▸ Problem statement:
Your task is to copy every line of this material exactly.

▸ Extracted data entries:
— start —
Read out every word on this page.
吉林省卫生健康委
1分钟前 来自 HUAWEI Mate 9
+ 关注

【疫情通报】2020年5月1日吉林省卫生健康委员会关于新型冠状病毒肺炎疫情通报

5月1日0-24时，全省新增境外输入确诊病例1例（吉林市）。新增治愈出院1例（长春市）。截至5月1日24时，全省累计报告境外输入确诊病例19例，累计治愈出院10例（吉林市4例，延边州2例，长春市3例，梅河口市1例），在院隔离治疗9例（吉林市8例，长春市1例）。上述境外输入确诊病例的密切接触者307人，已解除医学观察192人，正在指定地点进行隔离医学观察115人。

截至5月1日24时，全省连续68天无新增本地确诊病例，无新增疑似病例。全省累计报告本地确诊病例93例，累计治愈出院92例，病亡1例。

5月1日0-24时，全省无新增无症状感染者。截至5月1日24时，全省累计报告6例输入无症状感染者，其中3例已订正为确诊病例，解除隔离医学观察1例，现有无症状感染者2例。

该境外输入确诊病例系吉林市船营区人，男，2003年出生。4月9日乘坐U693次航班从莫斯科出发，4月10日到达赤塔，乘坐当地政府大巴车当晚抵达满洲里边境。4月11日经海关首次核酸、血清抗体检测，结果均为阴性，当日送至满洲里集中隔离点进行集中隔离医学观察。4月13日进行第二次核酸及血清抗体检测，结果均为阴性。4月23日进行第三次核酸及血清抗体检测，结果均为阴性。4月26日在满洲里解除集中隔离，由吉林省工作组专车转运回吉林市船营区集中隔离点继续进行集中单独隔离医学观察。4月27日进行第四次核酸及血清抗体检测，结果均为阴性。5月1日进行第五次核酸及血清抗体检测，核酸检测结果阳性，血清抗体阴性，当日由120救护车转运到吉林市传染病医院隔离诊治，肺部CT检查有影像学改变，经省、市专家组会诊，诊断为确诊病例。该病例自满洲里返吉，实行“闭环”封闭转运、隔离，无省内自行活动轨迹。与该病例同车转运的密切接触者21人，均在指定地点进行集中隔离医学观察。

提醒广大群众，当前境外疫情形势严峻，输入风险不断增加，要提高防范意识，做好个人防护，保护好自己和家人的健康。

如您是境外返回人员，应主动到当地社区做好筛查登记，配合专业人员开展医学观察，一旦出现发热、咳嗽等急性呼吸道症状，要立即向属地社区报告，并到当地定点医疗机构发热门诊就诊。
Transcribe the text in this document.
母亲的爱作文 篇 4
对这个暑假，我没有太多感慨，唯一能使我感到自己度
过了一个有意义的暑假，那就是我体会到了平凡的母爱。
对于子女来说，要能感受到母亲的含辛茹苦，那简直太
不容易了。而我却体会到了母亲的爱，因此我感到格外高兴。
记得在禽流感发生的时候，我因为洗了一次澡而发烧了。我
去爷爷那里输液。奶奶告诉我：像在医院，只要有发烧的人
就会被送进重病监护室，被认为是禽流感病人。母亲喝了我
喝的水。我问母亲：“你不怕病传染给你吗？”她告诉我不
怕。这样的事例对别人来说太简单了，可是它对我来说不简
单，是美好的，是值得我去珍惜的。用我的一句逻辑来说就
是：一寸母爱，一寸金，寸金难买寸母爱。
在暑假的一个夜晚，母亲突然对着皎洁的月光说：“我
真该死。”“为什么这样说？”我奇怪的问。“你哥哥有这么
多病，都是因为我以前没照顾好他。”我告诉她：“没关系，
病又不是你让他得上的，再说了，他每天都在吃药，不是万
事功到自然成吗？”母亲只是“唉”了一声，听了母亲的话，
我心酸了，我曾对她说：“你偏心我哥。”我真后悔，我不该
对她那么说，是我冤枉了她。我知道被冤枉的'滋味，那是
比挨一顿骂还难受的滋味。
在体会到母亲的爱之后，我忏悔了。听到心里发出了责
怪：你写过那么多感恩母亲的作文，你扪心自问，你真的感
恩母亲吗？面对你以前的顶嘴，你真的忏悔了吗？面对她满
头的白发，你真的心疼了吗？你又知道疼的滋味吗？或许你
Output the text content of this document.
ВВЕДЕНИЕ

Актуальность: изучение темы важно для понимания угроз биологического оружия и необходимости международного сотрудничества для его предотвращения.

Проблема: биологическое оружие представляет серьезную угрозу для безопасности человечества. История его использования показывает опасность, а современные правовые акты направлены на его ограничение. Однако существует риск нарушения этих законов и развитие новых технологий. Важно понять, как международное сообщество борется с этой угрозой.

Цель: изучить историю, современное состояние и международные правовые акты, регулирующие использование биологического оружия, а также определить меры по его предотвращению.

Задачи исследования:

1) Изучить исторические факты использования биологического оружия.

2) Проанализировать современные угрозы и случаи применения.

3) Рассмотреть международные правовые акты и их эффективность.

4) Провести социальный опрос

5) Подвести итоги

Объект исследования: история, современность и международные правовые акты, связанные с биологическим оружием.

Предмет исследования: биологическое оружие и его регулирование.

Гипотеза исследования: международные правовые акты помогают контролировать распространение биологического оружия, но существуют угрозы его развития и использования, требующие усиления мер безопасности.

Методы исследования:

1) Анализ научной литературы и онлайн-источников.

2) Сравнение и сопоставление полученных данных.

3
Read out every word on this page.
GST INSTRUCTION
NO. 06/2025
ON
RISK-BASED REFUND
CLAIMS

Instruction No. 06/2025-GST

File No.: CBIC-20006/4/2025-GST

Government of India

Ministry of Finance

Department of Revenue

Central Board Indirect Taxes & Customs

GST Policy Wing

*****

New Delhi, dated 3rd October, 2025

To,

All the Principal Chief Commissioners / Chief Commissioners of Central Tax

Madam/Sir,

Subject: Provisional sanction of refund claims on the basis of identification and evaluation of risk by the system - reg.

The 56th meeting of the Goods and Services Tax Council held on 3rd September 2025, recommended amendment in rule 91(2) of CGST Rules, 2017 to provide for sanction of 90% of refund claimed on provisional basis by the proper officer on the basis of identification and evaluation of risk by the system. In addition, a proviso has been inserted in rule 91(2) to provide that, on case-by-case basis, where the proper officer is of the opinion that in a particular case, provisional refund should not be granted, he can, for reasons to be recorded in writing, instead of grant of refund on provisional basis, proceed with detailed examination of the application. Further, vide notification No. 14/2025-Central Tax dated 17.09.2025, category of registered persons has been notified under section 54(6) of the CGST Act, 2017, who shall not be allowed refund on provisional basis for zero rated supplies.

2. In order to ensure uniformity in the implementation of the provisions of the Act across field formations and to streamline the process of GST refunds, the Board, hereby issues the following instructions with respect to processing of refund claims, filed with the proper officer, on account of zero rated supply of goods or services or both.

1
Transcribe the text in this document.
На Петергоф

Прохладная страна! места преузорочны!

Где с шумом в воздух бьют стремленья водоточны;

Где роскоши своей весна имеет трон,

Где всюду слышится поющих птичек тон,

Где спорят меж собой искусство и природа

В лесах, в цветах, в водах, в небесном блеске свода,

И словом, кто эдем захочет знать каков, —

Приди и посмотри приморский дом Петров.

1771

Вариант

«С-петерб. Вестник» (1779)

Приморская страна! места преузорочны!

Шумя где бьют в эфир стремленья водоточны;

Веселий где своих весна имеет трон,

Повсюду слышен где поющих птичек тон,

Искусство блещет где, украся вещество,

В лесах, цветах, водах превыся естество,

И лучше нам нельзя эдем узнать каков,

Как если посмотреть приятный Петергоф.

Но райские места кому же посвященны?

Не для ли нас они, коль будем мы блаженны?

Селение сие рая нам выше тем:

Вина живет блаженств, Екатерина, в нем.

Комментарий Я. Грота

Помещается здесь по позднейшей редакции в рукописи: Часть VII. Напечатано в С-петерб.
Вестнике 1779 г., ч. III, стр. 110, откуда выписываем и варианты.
— end —
▸ Response to this task:
Read out every word on this page.
吉林省卫生健康委
1分钟前 来自 HUAWEI Mate 9
+ 关注

【疫情通报】2020年5月1日吉林省卫生健康委员会关于新型冠状病毒肺炎疫情通报

5月1日0-24时，全省新增境外输入确诊病例1例（吉林市）。新增治愈出院1例（长春市）。截至5月1日24时，全省累计报告境外输入确诊病例19例，累计治愈出院10例（吉林市4例，延边州2例，长春市3例，梅河口市1例），在院隔离治疗9例（吉林市8例，长春市1例）。上述境外输入确诊病例的密切接触者307人，已解除医学观察192人，正在指定地点进行隔离医学观察115人。

截至5月1日24时，全省连续68天无新增本地确诊病例，无新增疑似病例。全省累计报告本地确诊病例93例，累计治愈出院92例，病亡1例。

5月1日0-24时，全省无新增无症状感染者。截至5月1日24时，全省累计报告6例输入无症状感染者，其中3例已订正为确诊病例，解除隔离医学观察1例，现有无症状感染者2例。

该境外输入确诊病例系吉林市船营区人，男，2003年出生。4月9日乘坐U693次航班从莫斯科出发，4月10日到达赤塔，乘坐当地政府大巴车当晚抵达满洲里边境。4月11日经海关首次核酸、血清抗体检测，结果均为阴性，当日送至满洲里集中隔离点进行集中隔离医学观察。4月13日进行第二次核酸及血清抗体检测，结果均为阴性。4月23日进行第三次核酸及血清抗体检测，结果均为阴性。4月26日在满洲里解除集中隔离，由吉林省工作组专车转运回吉林市船营区集中隔离点继续进行集中单独隔离医学观察。4月27日进行第四次核酸及血清抗体检测，结果均为阴性。5月1日进行第五次核酸及血清抗体检测，核酸检测结果阳性，血清抗体阴性，当日由120救护车转运到吉林市传染病医院隔离诊治，肺部CT检查有影像学改变，经省、市专家组会诊，诊断为确诊病例。该病例自满洲里返吉，实行“闭环”封闭转运、隔离，无省内自行活动轨迹。与该病例同车转运的密切接触者21人，均在指定地点进行集中隔离医学观察。

提醒广大群众，当前境外疫情形势严峻，输入风险不断增加，要提高防范意识，做好个人防护，保护好自己和家人的健康。

如您是境外返回人员，应主动到当地社区做好筛查登记，配合专业人员开展医学观察，一旦出现发热、咳嗽等急性呼吸道症状，要立即向属地社区报告，并到当地定点医疗机构发热门诊就诊。
Transcribe the text in this document.
母亲的爱作文 篇 4
对这个暑假，我没有太多感慨，唯一能使我感到自己度
过了一个有意义的暑假，那就是我体会到了平凡的母爱。
对于子女来说，要能感受到母亲的含辛茹苦，那简直太
不容易了。而我却体会到了母亲的爱，因此我感到格外高兴。
记得在禽流感发生的时候，我因为洗了一次澡而发烧了。我
去爷爷那里输液。奶奶告诉我：像在医院，只要有发烧的人
就会被送进重病监护室，被认为是禽流感病人。母亲喝了我
喝的水。我问母亲：“你不怕病传染给你吗？”她告诉我不
怕。这样的事例对别人来说太简单了，可是它对我来说不简
单，是美好的，是值得我去珍惜的。用我的一句逻辑来说就
是：一寸母爱，一寸金，寸金难买寸母爱。
在暑假的一个夜晚，母亲突然对着皎洁的月光说：“我
真该死。”“为什么这样说？”我奇怪的问。“你哥哥有这么
多病，都是因为我以前没照顾好他。”我告诉她：“没关系，
病又不是你让他得上的，再说了，他每天都在吃药，不是万
事功到自然成吗？”母亲只是“唉”了一声，听了母亲的话，
我心酸了，我曾对她说：“你偏心我哥。”我真后悔，我不该
对她那么说，是我冤枉了她。我知道被冤枉的'滋味，那是
比挨一顿骂还难受的滋味。
在体会到母亲的爱之后，我忏悔了。听到心里发出了责
怪：你写过那么多感恩母亲的作文，你扪心自问，你真的感
恩母亲吗？面对你以前的顶嘴，你真的忏悔了吗？面对她满
头的白发，你真的心疼了吗？你又知道疼的滋味吗？或许你
Output the text content of this document.
ВВЕДЕНИЕ

Актуальность: изучение темы важно для понимания угроз биологического оружия и необходимости международного сотрудничества для его предотвращения.

Проблема: биологическое оружие представляет серьезную угрозу для безопасности человечества. История его использования показывает опасность, а современные правовые акты направлены на его ограничение. Однако существует риск нарушения этих законов и развитие новых технологий. Важно понять, как международное сообщество борется с этой угрозой.

Цель: изучить историю, современное состояние и международные правовые акты, регулирующие использование биологического оружия, а также определить меры по его предотвращению.

Задачи исследования:

1) Изучить исторические факты использования биологического оружия.

2) Проанализировать современные угрозы и случаи применения.

3) Рассмотреть международные правовые акты и их эффективность.

4) Провести социальный опрос

5) Подвести итоги

Объект исследования: история, современность и международные правовые акты, связанные с биологическим оружием.

Предмет исследования: биологическое оружие и его регулирование.

Гипотеза исследования: международные правовые акты помогают контролировать распространение биологического оружия, но существуют угрозы его развития и использования, требующие усиления мер безопасности.

Методы исследования:

1) Анализ научной литературы и онлайн-источников.

2) Сравнение и сопоставление полученных данных.

3
Read out every word on this page.
GST INSTRUCTION
NO. 06/2025
ON
RISK-BASED REFUND
CLAIMS

Instruction No. 06/2025-GST

File No.: CBIC-20006/4/2025-GST

Government of India

Ministry of Finance

Department of Revenue

Central Board Indirect Taxes & Customs

GST Policy Wing

*****

New Delhi, dated 3rd October, 2025

To,

All the Principal Chief Commissioners / Chief Commissioners of Central Tax

Madam/Sir,

Subject: Provisional sanction of refund claims on the basis of identification and evaluation of risk by the system - reg.

The 56th meeting of the Goods and Services Tax Council held on 3rd September 2025, recommended amendment in rule 91(2) of CGST Rules, 2017 to provide for sanction of 90% of refund claimed on provisional basis by the proper officer on the basis of identification and evaluation of risk by the system. In addition, a proviso has been inserted in rule 91(2) to provide that, on case-by-case basis, where the proper officer is of the opinion that in a particular case, provisional refund should not be granted, he can, for reasons to be recorded in writing, instead of grant of refund on provisional basis, proceed with detailed examination of the application. Further, vide notification No. 14/2025-Central Tax dated 17.09.2025, category of registered persons has been notified under section 54(6) of the CGST Act, 2017, who shall not be allowed refund on provisional basis for zero rated supplies.

2. In order to ensure uniformity in the implementation of the provisions of the Act across field formations and to streamline the process of GST refunds, the Board, hereby issues the following instructions with respect to processing of refund claims, filed with the proper officer, on account of zero rated supply of goods or services or both.

1
Transcribe the text in this document.
На Петергоф

Прохладная страна! места преузорочны!

Где с шумом в воздух бьют стремленья водоточны;

Где роскоши своей весна имеет трон,

Где всюду слышится поющих птичек тон,

Где спорят меж собой искусство и природа

В лесах, в цветах, в водах, в небесном блеске свода,

И словом, кто эдем захочет знать каков, —

Приди и посмотри приморский дом Петров.

1771

Вариант

«С-петерб. Вестник» (1779)

Приморская страна! места преузорочны!

Шумя где бьют в эфир стремленья водоточны;

Веселий где своих весна имеет трон,

Повсюду слышен где поющих птичек тон,

Искусство блещет где, украся вещество,

В лесах, цветах, водах превыся естество,

И лучше нам нельзя эдем узнать каков,

Как если посмотреть приятный Петергоф.

Но райские места кому же посвященны?

Не для ли нас они, коль будем мы блаженны?

Селение сие рая нам выше тем:

Вина живет блаженств, Екатерина, в нем.

Комментарий Я. Грота

Помещается здесь по позднейшей редакции в рукописи: Часть VII. Напечатано в С-петерб.
Вестнике 1779 г., ч. III, стр. 110, откуда выписываем и варианты.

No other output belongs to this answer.